Required work >> Copy out the items below, substituting "bar-value-label" for every occurrence of "bar-data-label" and keeping everything else the same. Leave out the pictures.

(Boxed element entries)

>>>

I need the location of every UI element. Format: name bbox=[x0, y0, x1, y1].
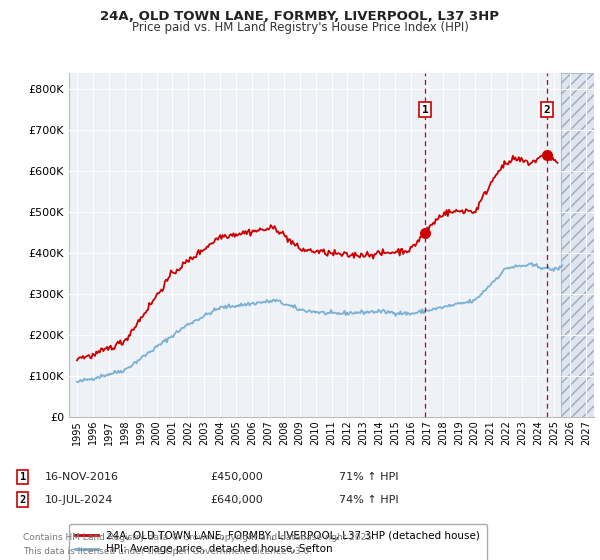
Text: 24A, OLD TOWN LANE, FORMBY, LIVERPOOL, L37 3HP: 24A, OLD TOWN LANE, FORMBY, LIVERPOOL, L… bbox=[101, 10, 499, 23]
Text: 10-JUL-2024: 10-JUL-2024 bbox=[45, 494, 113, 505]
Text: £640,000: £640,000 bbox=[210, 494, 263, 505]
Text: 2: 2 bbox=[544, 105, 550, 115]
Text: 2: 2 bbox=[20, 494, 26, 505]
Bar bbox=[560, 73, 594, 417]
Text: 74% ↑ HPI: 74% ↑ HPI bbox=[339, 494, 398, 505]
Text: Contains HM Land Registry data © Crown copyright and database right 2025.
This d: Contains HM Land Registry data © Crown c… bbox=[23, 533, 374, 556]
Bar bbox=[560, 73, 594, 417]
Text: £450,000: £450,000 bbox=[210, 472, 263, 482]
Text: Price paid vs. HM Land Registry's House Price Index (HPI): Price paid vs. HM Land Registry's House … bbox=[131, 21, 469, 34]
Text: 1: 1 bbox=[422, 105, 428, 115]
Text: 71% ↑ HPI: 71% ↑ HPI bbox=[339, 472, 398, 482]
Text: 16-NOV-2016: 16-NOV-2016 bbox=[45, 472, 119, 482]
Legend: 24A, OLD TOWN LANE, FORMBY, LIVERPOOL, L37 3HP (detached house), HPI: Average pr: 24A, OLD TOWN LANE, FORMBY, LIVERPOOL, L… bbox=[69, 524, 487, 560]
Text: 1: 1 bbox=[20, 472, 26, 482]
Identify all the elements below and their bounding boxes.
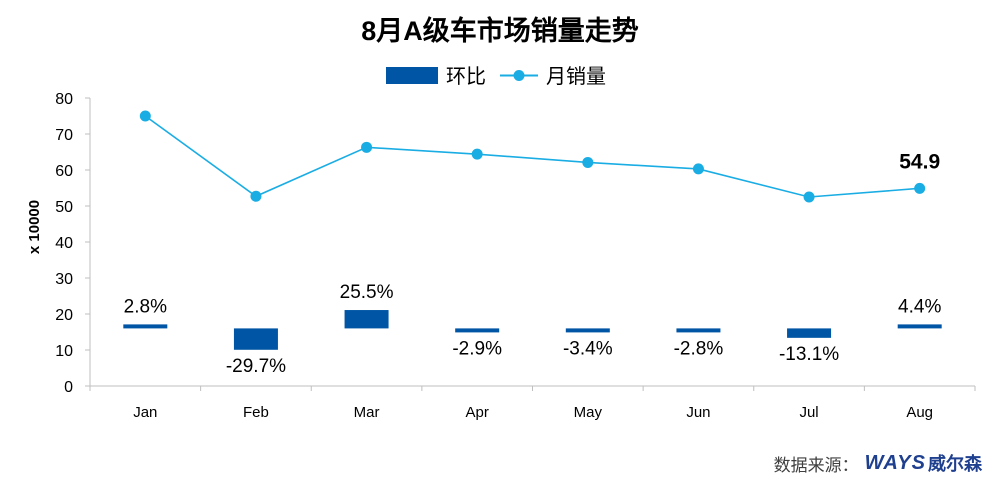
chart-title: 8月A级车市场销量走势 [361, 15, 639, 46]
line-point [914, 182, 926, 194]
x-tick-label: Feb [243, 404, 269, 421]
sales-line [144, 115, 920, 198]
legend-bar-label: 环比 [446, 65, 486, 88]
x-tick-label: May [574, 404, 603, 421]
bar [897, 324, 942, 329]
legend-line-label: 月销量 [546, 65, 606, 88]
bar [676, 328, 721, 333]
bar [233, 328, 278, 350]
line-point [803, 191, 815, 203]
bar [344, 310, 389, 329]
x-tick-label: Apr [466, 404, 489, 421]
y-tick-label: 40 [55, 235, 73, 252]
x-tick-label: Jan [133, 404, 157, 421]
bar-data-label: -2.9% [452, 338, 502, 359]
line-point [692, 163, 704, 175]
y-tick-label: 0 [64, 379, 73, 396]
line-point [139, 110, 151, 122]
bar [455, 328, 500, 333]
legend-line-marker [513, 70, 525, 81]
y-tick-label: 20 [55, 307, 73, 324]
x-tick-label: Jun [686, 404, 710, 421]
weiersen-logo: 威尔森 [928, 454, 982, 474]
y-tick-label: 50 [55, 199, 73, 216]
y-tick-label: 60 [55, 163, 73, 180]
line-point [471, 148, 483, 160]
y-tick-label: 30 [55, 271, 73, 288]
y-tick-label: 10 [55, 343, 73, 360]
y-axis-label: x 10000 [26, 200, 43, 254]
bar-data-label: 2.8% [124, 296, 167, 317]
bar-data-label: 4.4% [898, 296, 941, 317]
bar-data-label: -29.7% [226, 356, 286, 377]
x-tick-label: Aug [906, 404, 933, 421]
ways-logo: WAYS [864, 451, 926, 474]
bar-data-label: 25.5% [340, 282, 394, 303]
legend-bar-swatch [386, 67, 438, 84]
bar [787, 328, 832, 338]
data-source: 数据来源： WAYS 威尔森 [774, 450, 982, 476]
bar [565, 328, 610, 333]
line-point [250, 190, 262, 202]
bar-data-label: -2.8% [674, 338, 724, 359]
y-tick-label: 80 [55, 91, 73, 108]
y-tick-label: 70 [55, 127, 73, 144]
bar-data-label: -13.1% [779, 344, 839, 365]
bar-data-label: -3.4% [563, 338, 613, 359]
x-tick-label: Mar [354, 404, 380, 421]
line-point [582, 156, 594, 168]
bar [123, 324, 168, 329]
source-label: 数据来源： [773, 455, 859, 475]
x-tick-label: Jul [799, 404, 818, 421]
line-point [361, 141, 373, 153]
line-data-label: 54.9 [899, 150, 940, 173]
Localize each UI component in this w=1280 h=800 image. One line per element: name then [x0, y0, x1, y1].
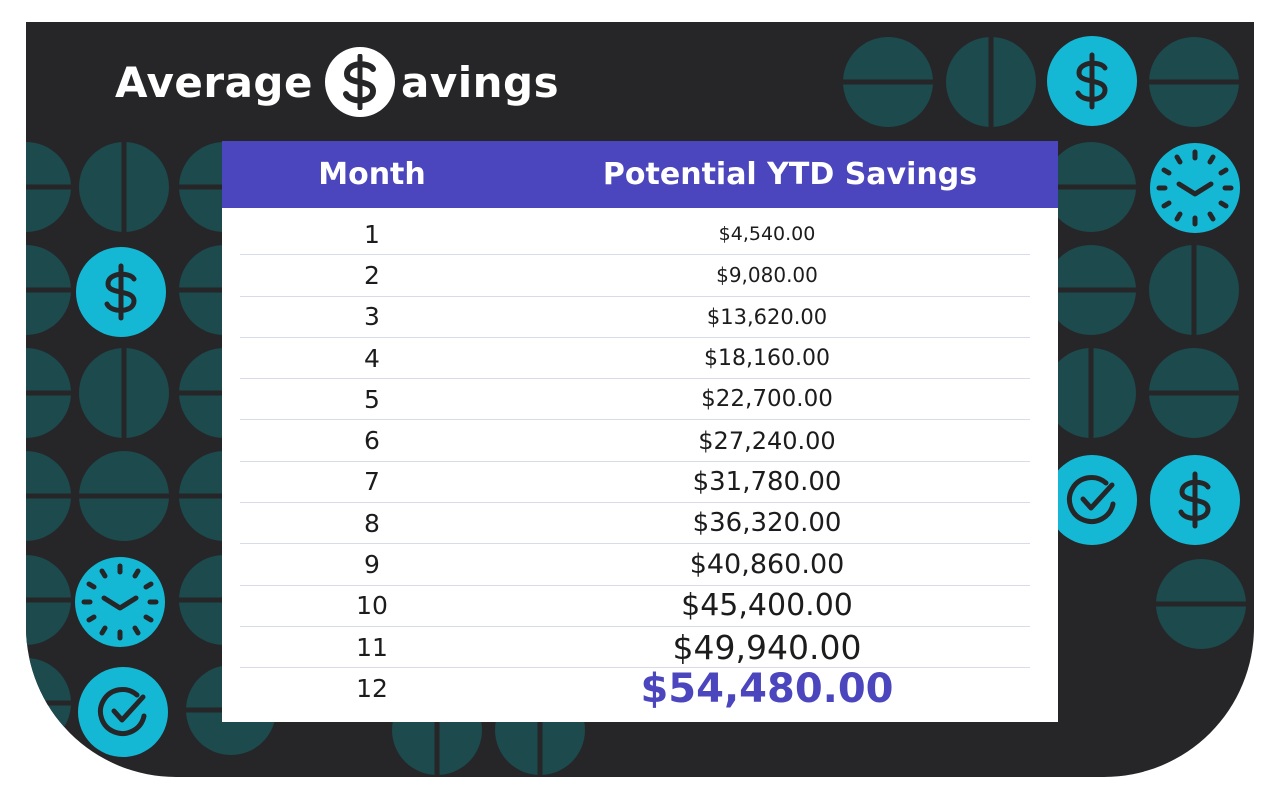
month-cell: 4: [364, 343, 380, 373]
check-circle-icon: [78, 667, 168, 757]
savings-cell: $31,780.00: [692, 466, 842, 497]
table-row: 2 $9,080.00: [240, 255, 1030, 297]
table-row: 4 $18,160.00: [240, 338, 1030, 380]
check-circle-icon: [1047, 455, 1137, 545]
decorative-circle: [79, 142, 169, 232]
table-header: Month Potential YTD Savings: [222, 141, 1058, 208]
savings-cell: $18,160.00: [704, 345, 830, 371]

<<<

Task solution >>
I need the location of every UI element. Format: name bbox=[x0, y0, x1, y1].
Text: 24A, OLD TOWN LANE, FORMBY, LIVERPOOL, L37 3HP: 24A, OLD TOWN LANE, FORMBY, LIVERPOOL, L… bbox=[101, 10, 499, 23]
Text: 10-JUL-2024: 10-JUL-2024 bbox=[45, 494, 113, 505]
Text: £640,000: £640,000 bbox=[210, 494, 263, 505]
Text: 2: 2 bbox=[544, 105, 550, 115]
Text: 2: 2 bbox=[20, 494, 26, 505]
Bar bbox=[560, 73, 594, 417]
Text: 74% ↑ HPI: 74% ↑ HPI bbox=[339, 494, 398, 505]
Text: Contains HM Land Registry data © Crown copyright and database right 2025.
This d: Contains HM Land Registry data © Crown c… bbox=[23, 533, 374, 556]
Bar bbox=[560, 73, 594, 417]
Text: £450,000: £450,000 bbox=[210, 472, 263, 482]
Text: Price paid vs. HM Land Registry's House Price Index (HPI): Price paid vs. HM Land Registry's House … bbox=[131, 21, 469, 34]
Text: 1: 1 bbox=[422, 105, 428, 115]
Text: 71% ↑ HPI: 71% ↑ HPI bbox=[339, 472, 398, 482]
Text: 16-NOV-2016: 16-NOV-2016 bbox=[45, 472, 119, 482]
Legend: 24A, OLD TOWN LANE, FORMBY, LIVERPOOL, L37 3HP (detached house), HPI: Average pr: 24A, OLD TOWN LANE, FORMBY, LIVERPOOL, L… bbox=[69, 524, 487, 560]
Text: 1: 1 bbox=[20, 472, 26, 482]
Identify all the elements below and their bounding boxes.
chart-title: 8月A级车市场销量走势 [361, 15, 639, 46]
line-point [914, 182, 926, 194]
x-tick-label: Feb [243, 404, 269, 421]
sales-line [144, 115, 920, 198]
legend-bar-label: 环比 [446, 65, 486, 88]
x-tick-label: May [574, 404, 603, 421]
bar [897, 324, 942, 329]
legend-line-label: 月销量 [546, 65, 606, 88]
bar [676, 328, 721, 333]
bar [233, 328, 278, 350]
line-point [803, 191, 815, 203]
bar [344, 310, 389, 329]
x-tick-label: Apr [466, 404, 489, 421]
y-tick-label: 40 [55, 235, 73, 252]
x-tick-label: Jan [133, 404, 157, 421]
bar-value-label: -2.9% [452, 338, 502, 359]
line-point [692, 163, 704, 175]
y-tick-label: 0 [64, 379, 73, 396]
line-point [139, 110, 151, 122]
bar [455, 328, 500, 333]
legend-line-marker [513, 70, 525, 81]
y-tick-label: 20 [55, 307, 73, 324]
x-tick-label: Jun [686, 404, 710, 421]
weiersen-logo: 威尔森 [928, 454, 982, 474]
y-tick-label: 50 [55, 199, 73, 216]
y-tick-label: 60 [55, 163, 73, 180]
line-point [471, 148, 483, 160]
y-tick-label: 30 [55, 271, 73, 288]
y-tick-label: 10 [55, 343, 73, 360]
y-axis-label: x 10000 [26, 200, 43, 254]
bar-value-label: 2.8% [124, 296, 167, 317]
bar-value-label: 4.4% [898, 296, 941, 317]
bar-value-label: -29.7% [226, 356, 286, 377]
x-tick-label: Aug [906, 404, 933, 421]
ways-logo: WAYS [864, 451, 926, 474]
bar-value-label: 25.5% [340, 282, 394, 303]
legend-bar-swatch [386, 67, 438, 84]
bar [787, 328, 832, 338]
data-source: 数据来源： WAYS 威尔森 [774, 450, 982, 476]
bar [565, 328, 610, 333]
line-point [250, 190, 262, 202]
bar-value-label: -2.8% [674, 338, 724, 359]
y-tick-label: 80 [55, 91, 73, 108]
y-tick-label: 70 [55, 127, 73, 144]
bar-value-label: -13.1% [779, 344, 839, 365]
bar-value-label: -3.4% [563, 338, 613, 359]
x-tick-label: Mar [354, 404, 380, 421]
line-point [582, 156, 594, 168]
bar [123, 324, 168, 329]
source-label: 数据来源： [773, 455, 859, 475]
x-tick-label: Jul [799, 404, 818, 421]
line-point [361, 141, 373, 153]
line-data-label: 54.9 [899, 150, 940, 173]
Localize each UI component in this w=1280 h=800 image. One line per element: name then [x0, y0, x1, y1].
month-cell: 4: [364, 343, 380, 373]
check-circle-icon: [78, 667, 168, 757]
savings-cell: $31,780.00: [692, 466, 842, 497]
table-row: 2 $9,080.00: [240, 255, 1030, 297]
table-row: 4 $18,160.00: [240, 338, 1030, 380]
check-circle-icon: [1047, 455, 1137, 545]
decorative-circle: [79, 142, 169, 232]
table-header: Month Potential YTD Savings: [222, 141, 1058, 208]
savings-cell: $18,160.00: [704, 345, 830, 371]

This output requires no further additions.